**Stated goal**
Extend the data ingestion article below, picking up right after its final sentence.

**Given passage**
Data Ingestion – Quick Intro

“Data Ingestion” is a term that has gained popularity in recent times and especially within the context of “Big Data”. Data Ingestion tools act as the primary interface that populates data into a data lake (e.g. Hadoop Cluster). Data Ingestion process has two distinct functionalities, wherein the first functionality focuses on connecting to various sources of data and fetching them and second functionality is the automation of many routine data manipulation tasks. Essentially, the data ingestion process keeps the data up to date for analysis needs.

Couple of popular tools are Apache Kafka and Apache Sqoop and there are many more available in the market.

From BI perspective, Data Ingestion can be seen as an equivalent to the tasks performed by an Extract Transform and Load (ETL) tool. One can easily draw a parallel between ETL and Data Ingestion, but there are nuances between the two even though both concepts are dealing with raw data acquisition and processing.

ETL tools have origins in structured reporting scenario wherein the tools predominantly focused on Relational Databases and Files as data source. ETL tool took a structured approach to the data pipeline for data warehouses. As technology became mature, ETL tools also evolved to provide a variety of options for data acquisition and processing but at the core is still seen as an approach for structured reporting scenarios.

**Entries provided**
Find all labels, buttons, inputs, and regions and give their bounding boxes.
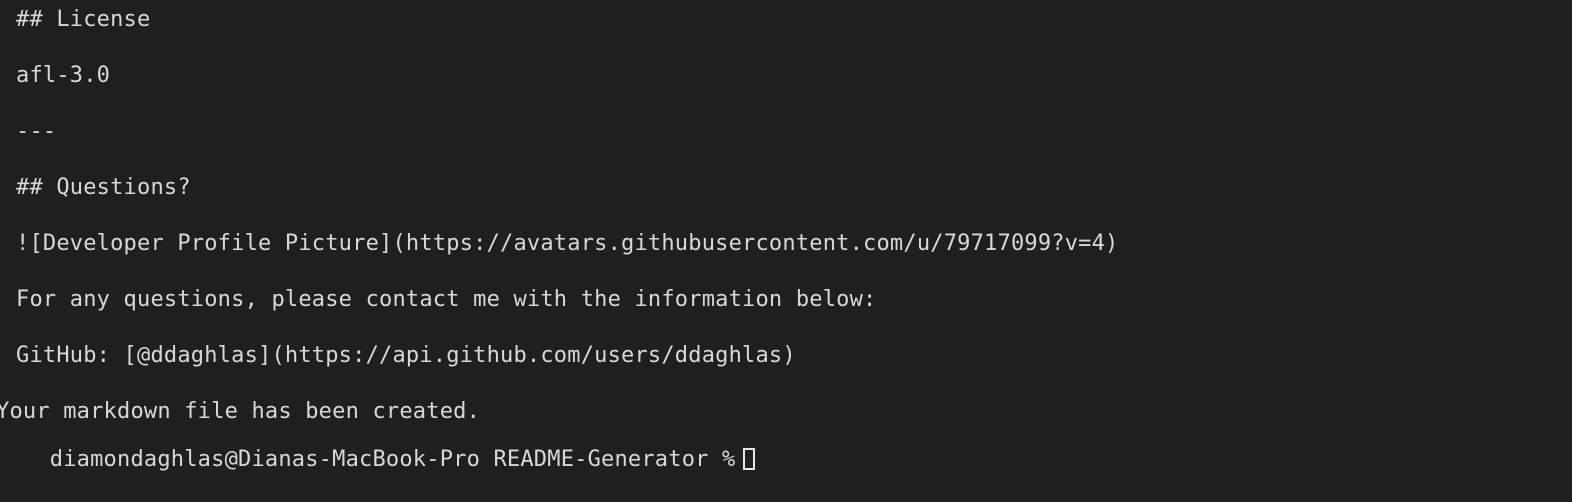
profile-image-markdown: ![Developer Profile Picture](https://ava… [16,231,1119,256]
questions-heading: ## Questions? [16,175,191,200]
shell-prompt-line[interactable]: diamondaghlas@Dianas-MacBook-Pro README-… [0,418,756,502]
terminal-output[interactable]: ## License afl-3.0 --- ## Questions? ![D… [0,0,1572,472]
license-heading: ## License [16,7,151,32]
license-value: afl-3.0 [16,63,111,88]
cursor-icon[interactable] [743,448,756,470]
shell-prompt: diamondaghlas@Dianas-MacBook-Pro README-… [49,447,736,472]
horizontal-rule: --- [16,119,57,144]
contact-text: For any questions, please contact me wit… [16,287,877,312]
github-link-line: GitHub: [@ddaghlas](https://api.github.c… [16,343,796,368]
--
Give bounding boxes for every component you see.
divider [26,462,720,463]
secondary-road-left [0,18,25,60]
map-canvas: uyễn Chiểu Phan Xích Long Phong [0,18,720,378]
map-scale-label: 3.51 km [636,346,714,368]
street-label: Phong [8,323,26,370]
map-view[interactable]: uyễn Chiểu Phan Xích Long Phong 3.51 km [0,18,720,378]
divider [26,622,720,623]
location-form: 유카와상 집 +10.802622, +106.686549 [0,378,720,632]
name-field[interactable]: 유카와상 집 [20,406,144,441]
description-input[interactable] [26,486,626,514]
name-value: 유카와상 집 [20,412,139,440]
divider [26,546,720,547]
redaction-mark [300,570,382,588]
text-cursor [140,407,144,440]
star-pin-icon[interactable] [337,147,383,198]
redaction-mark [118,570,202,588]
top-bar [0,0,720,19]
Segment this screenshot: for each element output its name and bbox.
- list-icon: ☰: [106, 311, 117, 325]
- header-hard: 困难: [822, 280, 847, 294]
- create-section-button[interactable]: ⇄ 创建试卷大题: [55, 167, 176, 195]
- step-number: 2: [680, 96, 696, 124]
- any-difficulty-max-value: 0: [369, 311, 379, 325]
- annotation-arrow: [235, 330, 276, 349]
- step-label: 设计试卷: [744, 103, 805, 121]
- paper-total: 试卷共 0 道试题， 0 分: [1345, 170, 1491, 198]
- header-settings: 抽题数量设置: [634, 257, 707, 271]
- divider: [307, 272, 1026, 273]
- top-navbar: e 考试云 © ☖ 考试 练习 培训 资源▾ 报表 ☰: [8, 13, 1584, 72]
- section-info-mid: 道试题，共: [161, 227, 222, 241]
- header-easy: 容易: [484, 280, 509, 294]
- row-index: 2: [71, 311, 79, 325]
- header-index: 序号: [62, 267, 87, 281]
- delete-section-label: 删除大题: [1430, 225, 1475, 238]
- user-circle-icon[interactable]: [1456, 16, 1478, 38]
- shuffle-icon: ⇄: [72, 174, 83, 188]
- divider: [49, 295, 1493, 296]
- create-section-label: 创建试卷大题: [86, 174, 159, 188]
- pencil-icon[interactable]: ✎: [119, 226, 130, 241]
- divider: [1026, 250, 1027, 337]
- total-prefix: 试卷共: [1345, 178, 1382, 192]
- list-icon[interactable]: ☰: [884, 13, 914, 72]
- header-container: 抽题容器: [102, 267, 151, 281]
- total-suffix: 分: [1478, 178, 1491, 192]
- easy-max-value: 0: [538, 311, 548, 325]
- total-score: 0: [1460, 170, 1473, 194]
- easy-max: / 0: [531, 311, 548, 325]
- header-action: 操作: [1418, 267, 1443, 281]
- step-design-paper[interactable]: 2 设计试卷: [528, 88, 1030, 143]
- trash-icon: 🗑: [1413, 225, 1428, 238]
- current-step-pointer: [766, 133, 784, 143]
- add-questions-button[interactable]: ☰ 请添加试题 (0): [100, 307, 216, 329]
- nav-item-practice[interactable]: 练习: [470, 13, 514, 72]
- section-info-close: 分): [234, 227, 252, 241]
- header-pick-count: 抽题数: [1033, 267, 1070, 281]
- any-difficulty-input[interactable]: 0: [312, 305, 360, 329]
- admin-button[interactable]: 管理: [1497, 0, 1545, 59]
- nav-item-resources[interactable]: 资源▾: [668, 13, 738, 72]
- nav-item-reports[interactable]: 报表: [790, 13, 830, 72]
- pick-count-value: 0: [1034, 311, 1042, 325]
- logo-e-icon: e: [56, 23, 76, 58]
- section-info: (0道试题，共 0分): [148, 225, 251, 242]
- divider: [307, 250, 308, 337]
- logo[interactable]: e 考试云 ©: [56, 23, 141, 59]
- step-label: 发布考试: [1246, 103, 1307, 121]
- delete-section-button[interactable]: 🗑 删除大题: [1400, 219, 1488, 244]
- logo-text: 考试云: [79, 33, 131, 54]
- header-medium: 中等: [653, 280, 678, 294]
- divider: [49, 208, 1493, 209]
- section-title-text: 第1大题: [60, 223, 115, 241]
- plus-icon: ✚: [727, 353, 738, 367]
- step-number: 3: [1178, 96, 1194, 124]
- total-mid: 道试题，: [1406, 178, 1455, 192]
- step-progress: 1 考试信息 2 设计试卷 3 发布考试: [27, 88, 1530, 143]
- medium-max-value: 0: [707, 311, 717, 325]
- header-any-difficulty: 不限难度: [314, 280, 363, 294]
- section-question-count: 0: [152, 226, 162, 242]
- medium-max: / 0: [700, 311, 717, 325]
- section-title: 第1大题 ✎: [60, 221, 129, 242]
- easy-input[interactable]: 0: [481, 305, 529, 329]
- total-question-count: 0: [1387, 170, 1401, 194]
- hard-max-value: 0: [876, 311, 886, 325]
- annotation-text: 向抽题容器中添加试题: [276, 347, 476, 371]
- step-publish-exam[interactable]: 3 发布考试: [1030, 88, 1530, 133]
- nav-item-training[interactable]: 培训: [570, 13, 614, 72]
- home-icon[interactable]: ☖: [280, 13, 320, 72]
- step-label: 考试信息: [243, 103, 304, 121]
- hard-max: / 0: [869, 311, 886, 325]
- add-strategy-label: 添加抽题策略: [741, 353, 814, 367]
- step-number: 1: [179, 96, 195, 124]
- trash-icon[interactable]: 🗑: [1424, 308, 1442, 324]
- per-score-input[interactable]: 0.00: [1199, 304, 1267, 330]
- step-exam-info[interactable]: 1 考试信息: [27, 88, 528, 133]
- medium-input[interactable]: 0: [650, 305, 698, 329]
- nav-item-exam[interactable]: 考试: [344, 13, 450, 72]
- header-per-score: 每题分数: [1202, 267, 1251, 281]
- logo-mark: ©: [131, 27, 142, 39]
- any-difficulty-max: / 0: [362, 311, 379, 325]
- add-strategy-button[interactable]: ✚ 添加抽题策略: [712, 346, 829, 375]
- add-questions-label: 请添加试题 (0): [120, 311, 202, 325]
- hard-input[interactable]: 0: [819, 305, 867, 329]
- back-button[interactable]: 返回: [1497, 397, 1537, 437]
* * *
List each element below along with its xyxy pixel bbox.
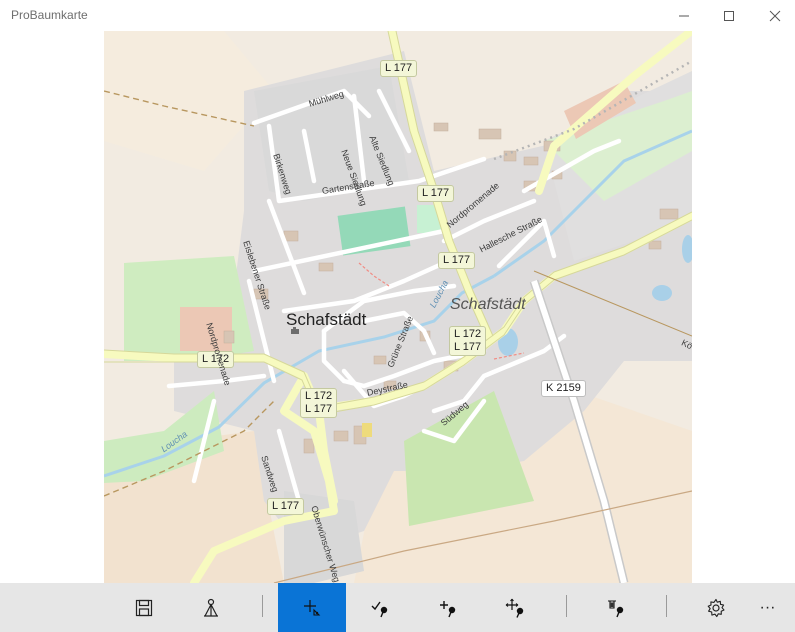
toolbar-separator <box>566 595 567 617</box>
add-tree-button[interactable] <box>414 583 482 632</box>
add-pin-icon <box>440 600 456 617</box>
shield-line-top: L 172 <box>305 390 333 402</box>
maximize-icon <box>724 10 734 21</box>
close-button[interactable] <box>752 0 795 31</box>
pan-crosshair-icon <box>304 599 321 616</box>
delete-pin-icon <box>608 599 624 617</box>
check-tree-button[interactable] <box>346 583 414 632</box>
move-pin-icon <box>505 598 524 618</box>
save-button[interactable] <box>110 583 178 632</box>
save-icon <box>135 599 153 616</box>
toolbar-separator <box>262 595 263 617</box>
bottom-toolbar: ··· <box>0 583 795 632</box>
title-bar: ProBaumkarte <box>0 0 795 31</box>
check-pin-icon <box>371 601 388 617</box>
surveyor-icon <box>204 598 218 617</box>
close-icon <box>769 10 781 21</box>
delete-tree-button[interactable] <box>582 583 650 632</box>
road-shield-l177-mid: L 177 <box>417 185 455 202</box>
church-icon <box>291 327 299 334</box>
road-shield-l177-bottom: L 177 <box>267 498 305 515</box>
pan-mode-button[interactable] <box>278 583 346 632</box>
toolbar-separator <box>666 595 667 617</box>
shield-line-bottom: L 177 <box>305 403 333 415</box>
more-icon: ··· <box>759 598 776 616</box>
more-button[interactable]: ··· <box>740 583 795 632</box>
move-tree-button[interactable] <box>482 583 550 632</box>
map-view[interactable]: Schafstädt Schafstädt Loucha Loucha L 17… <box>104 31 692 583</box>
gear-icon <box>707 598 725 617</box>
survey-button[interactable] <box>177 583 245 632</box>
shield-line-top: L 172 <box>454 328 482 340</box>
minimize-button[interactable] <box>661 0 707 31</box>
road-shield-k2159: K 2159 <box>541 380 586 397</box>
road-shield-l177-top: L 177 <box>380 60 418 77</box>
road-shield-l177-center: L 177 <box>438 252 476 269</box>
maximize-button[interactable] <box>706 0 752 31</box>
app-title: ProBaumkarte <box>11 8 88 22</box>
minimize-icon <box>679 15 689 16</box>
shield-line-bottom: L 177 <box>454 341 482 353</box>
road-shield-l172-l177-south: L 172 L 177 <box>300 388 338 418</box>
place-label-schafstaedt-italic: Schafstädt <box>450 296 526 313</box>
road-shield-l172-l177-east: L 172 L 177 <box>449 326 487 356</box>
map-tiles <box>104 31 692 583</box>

**Exercise response**
Data Ingestion, on the other hand was a need that came out of “Big Data” technologies. In an unstructured and a random environment, ETL tools could not bridge the gap of loading vast quantities of data. A typical case point is data pertaining to IOT, where large volumes of data are generated every second. Concept of data ingestion turned the tables and addressed the need for processing voluminous, unstructured and format insensitive data. The architecture of data ingestion tools have a combination of features seen in Middleware and ETL tools. One main drawback in current market place is the lack of a single tool that can fulfill all analytic needs, instead is fragmented with various specialty tools.

Pull vs Push is the key differentiating factor between ETL and Data Ingestion. Historically, ETL tools relied on batch mode of processing wherein jobs were triggered based on time or event in order to kick start the data loading process. Since “Big Data” has different characteristics, apart from batch more, streaming and real-time processing becomes critical.

Future Outlook

Convergence of ETL and Data Ingestion tools have started and features available in Data Ingestion tools are available within ETL tools. For example, processing JSON data or connecting to web services or pushing data into a data lake versus data warehouse are now out of the box features in many ETL tools. Managing and processing real-time data feeds are also a reality now when compared to batch mode only processing framework.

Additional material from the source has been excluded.